** Start of DATA RECORDS **
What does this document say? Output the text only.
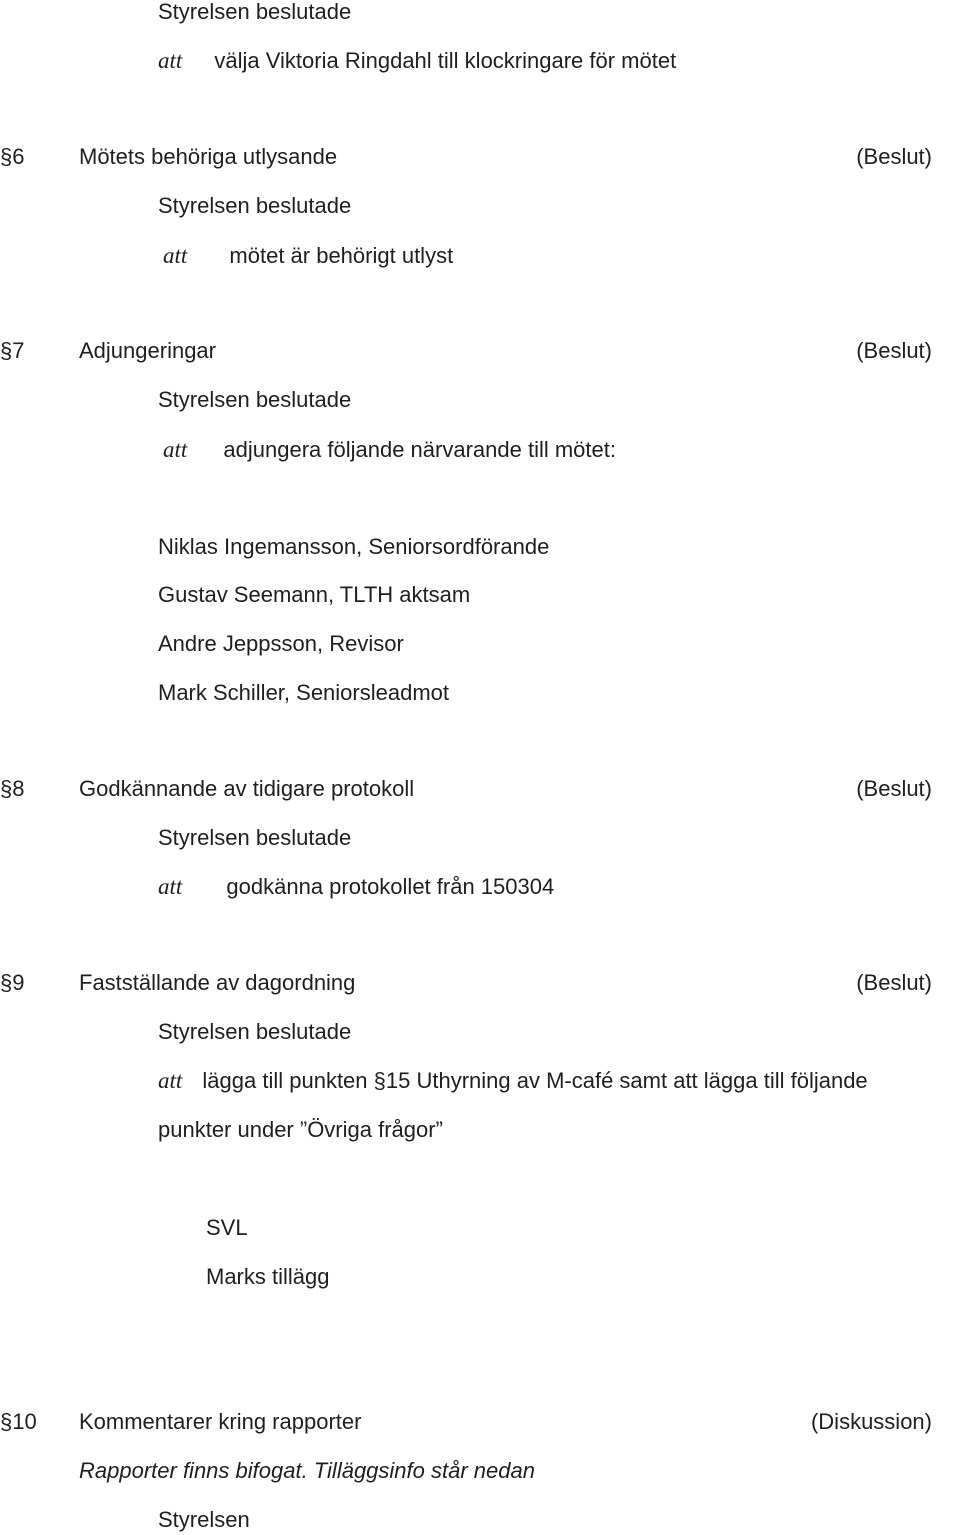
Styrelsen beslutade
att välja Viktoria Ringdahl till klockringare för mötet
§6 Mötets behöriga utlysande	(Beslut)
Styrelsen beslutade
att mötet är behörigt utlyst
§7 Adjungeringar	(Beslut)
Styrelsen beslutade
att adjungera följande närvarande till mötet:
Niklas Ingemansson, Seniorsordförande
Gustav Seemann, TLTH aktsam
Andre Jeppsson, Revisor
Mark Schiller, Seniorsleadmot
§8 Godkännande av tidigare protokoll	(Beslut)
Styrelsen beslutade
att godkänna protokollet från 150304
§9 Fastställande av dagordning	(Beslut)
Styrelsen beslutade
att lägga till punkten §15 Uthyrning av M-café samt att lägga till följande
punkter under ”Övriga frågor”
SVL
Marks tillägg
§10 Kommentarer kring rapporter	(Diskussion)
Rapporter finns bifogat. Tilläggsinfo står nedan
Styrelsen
** End of DATA RECORDS **
THE REQUEST
In the records above, find the lines containing "följande" and copy them.

OUTPUT FOR THIS EXERCISE
att adjungera följande närvarande till mötet:
att lägga till punkten §15 Uthyrning av M-café samt att lägga till följande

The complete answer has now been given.